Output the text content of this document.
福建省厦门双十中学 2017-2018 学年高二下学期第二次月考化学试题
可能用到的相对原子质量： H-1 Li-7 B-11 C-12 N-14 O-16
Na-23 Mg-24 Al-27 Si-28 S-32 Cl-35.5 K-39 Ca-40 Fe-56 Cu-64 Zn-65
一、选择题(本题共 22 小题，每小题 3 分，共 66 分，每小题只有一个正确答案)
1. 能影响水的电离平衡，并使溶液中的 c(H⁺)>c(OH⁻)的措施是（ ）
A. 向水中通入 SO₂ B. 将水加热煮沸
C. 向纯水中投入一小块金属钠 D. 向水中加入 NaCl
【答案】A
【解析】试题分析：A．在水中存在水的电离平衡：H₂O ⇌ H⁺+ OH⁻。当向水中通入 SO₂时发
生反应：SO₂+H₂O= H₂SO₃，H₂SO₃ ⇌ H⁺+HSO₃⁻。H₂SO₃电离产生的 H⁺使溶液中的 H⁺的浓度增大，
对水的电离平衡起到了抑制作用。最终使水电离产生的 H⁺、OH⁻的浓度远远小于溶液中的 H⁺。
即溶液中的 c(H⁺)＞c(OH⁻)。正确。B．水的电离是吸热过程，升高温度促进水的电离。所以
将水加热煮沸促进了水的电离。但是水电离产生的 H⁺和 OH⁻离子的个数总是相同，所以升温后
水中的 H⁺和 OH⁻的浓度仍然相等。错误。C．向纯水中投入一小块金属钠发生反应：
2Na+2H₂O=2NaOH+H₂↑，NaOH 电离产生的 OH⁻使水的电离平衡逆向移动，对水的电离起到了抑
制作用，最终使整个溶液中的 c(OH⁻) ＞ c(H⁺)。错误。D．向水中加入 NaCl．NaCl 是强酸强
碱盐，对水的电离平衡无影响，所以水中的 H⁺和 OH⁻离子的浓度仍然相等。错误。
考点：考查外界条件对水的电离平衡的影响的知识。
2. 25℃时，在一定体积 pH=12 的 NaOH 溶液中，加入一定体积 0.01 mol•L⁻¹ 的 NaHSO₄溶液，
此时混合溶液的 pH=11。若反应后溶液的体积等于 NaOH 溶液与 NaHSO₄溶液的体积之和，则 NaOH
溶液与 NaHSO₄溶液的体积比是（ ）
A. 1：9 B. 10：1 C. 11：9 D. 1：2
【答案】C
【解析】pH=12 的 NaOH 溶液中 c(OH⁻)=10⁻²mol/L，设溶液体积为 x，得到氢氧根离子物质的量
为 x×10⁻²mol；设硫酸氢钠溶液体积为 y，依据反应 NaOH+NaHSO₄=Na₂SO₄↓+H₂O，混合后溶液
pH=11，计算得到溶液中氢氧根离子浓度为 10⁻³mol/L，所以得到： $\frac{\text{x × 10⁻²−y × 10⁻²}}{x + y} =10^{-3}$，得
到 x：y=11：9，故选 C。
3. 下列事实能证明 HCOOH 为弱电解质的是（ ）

- What needs to be done -
Filter lines by "向水中加入" and return each hit.

- Task response -
C. 向纯水中投入一小块金属钠 D. 向水中加入 NaCl
制作用，最终使整个溶液中的 c(OH⁻) ＞ c(H⁺)。错误。D．向水中加入 NaCl．NaCl 是强酸强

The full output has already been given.